_TASK INSTRUCTIONS_
Present each line of the entries below that holds the word "date".

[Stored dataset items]
______

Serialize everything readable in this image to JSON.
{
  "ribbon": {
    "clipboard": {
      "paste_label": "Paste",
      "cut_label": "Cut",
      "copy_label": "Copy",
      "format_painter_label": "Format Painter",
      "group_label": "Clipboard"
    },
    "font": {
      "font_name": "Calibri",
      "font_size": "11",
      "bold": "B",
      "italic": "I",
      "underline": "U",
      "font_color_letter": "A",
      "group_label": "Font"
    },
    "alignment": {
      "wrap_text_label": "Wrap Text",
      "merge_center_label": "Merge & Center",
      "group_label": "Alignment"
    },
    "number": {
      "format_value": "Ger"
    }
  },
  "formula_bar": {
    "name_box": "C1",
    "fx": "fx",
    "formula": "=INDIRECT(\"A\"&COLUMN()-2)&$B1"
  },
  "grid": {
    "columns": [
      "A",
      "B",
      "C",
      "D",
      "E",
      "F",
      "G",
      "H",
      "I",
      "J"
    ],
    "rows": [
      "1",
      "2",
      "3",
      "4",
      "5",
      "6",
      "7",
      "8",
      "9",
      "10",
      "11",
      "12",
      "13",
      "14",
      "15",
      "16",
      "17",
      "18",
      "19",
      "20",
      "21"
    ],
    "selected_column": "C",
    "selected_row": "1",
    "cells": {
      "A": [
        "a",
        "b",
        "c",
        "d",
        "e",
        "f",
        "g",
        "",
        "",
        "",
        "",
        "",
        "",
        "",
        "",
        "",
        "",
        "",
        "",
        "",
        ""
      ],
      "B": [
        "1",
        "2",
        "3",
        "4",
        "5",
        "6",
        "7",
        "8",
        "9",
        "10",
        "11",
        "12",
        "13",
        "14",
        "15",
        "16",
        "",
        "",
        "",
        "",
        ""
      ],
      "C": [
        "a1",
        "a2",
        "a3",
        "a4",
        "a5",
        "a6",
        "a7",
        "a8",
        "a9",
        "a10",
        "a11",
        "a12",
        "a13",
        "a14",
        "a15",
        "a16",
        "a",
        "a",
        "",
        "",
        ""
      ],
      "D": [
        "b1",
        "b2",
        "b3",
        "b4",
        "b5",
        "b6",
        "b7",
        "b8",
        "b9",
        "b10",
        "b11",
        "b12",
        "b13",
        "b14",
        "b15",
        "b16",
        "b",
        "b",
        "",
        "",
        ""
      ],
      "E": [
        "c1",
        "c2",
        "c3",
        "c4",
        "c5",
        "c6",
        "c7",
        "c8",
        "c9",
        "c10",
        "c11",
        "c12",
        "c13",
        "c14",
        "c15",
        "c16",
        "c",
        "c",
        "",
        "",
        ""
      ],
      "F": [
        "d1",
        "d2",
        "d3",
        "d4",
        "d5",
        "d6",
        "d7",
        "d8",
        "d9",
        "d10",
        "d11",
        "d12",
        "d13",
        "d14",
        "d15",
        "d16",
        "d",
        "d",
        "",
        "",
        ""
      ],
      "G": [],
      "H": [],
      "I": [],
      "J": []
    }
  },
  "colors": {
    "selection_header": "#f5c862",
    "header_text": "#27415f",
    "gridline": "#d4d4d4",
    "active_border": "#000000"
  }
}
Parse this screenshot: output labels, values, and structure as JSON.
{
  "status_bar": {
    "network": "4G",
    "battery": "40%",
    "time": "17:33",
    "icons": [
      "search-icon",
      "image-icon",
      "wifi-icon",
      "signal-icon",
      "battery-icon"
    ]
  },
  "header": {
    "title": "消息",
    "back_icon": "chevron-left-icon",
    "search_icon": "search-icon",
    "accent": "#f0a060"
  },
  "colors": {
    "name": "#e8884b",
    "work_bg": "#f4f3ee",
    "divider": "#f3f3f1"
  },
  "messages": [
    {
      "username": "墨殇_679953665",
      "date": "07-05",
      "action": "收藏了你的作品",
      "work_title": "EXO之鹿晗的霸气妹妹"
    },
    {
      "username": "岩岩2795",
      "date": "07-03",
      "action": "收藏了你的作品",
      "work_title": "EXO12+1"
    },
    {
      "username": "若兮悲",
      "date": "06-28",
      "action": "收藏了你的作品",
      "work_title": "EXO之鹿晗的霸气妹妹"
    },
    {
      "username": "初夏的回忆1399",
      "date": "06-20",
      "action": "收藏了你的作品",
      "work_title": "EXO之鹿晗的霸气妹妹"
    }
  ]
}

______

_OUTPUT FOR THIS TASK_
      "date": "07-05",
      "date": "07-03",
      "date": "06-28",
      "date": "06-20",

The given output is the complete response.